LISTED RECORDS

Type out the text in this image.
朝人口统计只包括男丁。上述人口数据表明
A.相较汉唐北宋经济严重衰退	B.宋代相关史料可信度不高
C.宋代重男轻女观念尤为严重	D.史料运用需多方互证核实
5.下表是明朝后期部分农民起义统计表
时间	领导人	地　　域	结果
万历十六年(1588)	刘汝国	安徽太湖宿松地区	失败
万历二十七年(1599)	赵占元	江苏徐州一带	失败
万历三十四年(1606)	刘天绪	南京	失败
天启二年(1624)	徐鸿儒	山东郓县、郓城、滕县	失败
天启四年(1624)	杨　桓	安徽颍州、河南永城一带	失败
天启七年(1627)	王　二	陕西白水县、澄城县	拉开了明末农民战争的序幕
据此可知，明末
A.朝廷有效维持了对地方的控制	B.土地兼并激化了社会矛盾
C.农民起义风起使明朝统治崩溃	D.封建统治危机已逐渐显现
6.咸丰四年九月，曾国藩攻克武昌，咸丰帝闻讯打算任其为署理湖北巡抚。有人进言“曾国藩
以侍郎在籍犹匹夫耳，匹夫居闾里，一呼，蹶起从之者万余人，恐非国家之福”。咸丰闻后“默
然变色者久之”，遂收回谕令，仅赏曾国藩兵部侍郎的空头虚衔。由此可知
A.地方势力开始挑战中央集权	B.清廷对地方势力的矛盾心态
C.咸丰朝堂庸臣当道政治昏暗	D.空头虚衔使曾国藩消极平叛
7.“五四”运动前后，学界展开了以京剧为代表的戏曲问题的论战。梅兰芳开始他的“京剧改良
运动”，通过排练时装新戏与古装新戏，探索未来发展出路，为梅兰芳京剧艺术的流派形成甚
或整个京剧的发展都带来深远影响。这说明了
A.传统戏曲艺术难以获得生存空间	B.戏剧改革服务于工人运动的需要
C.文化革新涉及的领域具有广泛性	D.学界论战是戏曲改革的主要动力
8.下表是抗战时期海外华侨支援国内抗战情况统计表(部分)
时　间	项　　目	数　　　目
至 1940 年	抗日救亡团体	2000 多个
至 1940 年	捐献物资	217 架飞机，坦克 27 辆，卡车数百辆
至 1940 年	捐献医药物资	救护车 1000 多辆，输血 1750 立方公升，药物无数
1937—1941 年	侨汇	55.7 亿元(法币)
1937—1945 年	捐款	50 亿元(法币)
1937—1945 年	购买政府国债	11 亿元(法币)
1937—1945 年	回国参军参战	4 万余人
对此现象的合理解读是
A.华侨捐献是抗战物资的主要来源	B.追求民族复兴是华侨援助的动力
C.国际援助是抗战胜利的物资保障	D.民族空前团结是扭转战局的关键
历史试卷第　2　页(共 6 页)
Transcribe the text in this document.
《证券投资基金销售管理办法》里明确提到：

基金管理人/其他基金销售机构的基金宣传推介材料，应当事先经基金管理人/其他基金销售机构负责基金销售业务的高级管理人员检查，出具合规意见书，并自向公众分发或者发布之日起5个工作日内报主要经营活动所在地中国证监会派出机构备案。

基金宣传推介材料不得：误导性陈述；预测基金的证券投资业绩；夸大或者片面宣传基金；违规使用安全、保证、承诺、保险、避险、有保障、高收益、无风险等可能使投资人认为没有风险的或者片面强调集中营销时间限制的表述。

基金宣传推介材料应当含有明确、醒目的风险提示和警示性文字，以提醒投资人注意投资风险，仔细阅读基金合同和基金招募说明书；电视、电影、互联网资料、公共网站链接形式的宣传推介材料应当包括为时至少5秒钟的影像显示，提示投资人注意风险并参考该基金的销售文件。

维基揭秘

GOAL
Please reproduce each record precisely as written.

RESULT
Type out the text in this image.
朝人口统计只包括男丁。上述人口数据表明
A.相较汉唐北宋经济严重衰退	B.宋代相关史料可信度不高
C.宋代重男轻女观念尤为严重	D.史料运用需多方互证核实
5.下表是明朝后期部分农民起义统计表
时间	领导人	地　　域	结果
万历十六年(1588)	刘汝国	安徽太湖宿松地区	失败
万历二十七年(1599)	赵占元	江苏徐州一带	失败
万历三十四年(1606)	刘天绪	南京	失败
天启二年(1624)	徐鸿儒	山东郓县、郓城、滕县	失败
天启四年(1624)	杨　桓	安徽颍州、河南永城一带	失败
天启七年(1627)	王　二	陕西白水县、澄城县	拉开了明末农民战争的序幕
据此可知，明末
A.朝廷有效维持了对地方的控制	B.土地兼并激化了社会矛盾
C.农民起义风起使明朝统治崩溃	D.封建统治危机已逐渐显现
6.咸丰四年九月，曾国藩攻克武昌，咸丰帝闻讯打算任其为署理湖北巡抚。有人进言“曾国藩
以侍郎在籍犹匹夫耳，匹夫居闾里，一呼，蹶起从之者万余人，恐非国家之福”。咸丰闻后“默
然变色者久之”，遂收回谕令，仅赏曾国藩兵部侍郎的空头虚衔。由此可知
A.地方势力开始挑战中央集权	B.清廷对地方势力的矛盾心态
C.咸丰朝堂庸臣当道政治昏暗	D.空头虚衔使曾国藩消极平叛
7.“五四”运动前后，学界展开了以京剧为代表的戏曲问题的论战。梅兰芳开始他的“京剧改良
运动”，通过排练时装新戏与古装新戏，探索未来发展出路，为梅兰芳京剧艺术的流派形成甚
或整个京剧的发展都带来深远影响。这说明了
A.传统戏曲艺术难以获得生存空间	B.戏剧改革服务于工人运动的需要
C.文化革新涉及的领域具有广泛性	D.学界论战是戏曲改革的主要动力
8.下表是抗战时期海外华侨支援国内抗战情况统计表(部分)
时　间	项　　目	数　　　目
至 1940 年	抗日救亡团体	2000 多个
至 1940 年	捐献物资	217 架飞机，坦克 27 辆，卡车数百辆
至 1940 年	捐献医药物资	救护车 1000 多辆，输血 1750 立方公升，药物无数
1937—1941 年	侨汇	55.7 亿元(法币)
1937—1945 年	捐款	50 亿元(法币)
1937—1945 年	购买政府国债	11 亿元(法币)
1937—1945 年	回国参军参战	4 万余人
对此现象的合理解读是
A.华侨捐献是抗战物资的主要来源	B.追求民族复兴是华侨援助的动力
C.国际援助是抗战胜利的物资保障	D.民族空前团结是扭转战局的关键
历史试卷第　2　页(共 6 页)
Transcribe the text in this document.
《证券投资基金销售管理办法》里明确提到：

基金管理人/其他基金销售机构的基金宣传推介材料，应当事先经基金管理人/其他基金销售机构负责基金销售业务的高级管理人员检查，出具合规意见书，并自向公众分发或者发布之日起5个工作日内报主要经营活动所在地中国证监会派出机构备案。

基金宣传推介材料不得：误导性陈述；预测基金的证券投资业绩；夸大或者片面宣传基金；违规使用安全、保证、承诺、保险、避险、有保障、高收益、无风险等可能使投资人认为没有风险的或者片面强调集中营销时间限制的表述。

基金宣传推介材料应当含有明确、醒目的风险提示和警示性文字，以提醒投资人注意投资风险，仔细阅读基金合同和基金招募说明书；电视、电影、互联网资料、公共网站链接形式的宣传推介材料应当包括为时至少5秒钟的影像显示，提示投资人注意风险并参考该基金的销售文件。

维基揭秘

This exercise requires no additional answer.